Copy the records word for word, from their first line through the line with "text-segment: 现押于电白县第一看守所。 xyxy=(58,408,257,427)", including both.

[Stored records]
────

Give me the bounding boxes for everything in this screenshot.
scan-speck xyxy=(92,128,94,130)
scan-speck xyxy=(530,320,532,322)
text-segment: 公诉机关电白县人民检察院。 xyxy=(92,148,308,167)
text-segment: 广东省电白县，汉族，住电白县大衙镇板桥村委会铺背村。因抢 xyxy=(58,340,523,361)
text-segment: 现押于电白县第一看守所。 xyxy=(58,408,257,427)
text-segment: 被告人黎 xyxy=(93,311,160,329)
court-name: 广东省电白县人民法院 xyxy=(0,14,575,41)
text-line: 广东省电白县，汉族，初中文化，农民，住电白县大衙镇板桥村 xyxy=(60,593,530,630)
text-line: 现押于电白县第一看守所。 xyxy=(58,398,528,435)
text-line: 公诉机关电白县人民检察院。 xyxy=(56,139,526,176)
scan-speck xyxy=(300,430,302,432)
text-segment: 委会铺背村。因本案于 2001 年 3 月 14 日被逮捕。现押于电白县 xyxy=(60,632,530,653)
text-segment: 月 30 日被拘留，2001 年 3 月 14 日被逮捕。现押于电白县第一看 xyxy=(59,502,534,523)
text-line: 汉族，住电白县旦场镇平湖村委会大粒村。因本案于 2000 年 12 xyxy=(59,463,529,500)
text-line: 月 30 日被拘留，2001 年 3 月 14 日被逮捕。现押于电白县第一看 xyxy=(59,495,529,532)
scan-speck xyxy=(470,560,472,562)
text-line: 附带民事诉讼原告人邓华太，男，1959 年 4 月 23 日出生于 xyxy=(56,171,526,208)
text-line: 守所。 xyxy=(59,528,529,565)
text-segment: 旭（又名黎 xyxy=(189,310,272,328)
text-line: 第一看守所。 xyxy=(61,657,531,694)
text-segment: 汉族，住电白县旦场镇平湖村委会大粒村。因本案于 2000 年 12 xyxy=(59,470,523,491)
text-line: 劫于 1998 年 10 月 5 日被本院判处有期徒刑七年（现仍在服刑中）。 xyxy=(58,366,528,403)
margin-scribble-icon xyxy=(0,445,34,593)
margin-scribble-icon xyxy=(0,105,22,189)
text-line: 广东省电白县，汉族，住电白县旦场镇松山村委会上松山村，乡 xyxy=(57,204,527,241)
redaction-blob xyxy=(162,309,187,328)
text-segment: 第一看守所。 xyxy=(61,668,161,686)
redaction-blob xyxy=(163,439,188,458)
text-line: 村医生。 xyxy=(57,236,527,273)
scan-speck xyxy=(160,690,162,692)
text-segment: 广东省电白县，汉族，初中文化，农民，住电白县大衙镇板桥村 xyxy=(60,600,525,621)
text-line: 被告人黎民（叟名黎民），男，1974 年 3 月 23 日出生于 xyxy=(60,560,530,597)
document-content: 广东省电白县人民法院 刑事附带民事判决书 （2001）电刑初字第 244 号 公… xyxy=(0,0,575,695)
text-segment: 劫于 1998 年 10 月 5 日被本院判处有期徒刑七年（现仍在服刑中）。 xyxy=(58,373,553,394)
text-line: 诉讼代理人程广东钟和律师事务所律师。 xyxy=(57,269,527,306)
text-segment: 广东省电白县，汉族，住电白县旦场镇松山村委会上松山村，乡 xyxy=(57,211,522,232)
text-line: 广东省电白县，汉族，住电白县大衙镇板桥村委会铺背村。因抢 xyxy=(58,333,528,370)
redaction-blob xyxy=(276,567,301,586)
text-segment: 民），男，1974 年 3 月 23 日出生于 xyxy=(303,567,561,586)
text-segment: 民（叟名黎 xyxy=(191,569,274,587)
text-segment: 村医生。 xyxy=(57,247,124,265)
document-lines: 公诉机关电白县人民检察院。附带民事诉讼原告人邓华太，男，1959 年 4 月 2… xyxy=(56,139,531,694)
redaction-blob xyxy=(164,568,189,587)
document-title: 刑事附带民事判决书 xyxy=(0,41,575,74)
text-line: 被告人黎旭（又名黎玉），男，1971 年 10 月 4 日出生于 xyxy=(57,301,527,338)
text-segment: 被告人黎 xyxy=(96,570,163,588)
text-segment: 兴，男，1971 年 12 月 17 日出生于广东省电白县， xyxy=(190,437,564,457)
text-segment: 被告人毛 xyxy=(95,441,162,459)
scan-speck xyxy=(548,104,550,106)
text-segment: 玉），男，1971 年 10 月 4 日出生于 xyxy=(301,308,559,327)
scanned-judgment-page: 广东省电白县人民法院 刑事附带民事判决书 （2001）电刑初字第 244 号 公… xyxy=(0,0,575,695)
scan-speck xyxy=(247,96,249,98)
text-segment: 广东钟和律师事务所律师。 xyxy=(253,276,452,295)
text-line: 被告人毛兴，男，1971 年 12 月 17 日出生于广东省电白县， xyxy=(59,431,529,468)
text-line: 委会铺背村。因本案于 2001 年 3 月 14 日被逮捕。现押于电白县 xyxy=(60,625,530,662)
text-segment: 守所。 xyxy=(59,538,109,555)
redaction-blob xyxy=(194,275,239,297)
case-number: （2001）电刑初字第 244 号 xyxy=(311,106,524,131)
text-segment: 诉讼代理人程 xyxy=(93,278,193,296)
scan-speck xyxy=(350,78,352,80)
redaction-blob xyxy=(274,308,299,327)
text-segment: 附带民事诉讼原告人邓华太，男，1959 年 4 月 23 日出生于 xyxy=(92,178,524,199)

────

> **RESULT FOR THIS TASK**:
Give me the bounding boxes for everything in this screenshot.
scan-speck xyxy=(92,128,94,130)
scan-speck xyxy=(530,320,532,322)
text-segment: 公诉机关电白县人民检察院。 xyxy=(92,148,308,167)
text-segment: 广东省电白县，汉族，住电白县大衙镇板桥村委会铺背村。因抢 xyxy=(58,340,523,361)
text-segment: 现押于电白县第一看守所。 xyxy=(58,408,257,427)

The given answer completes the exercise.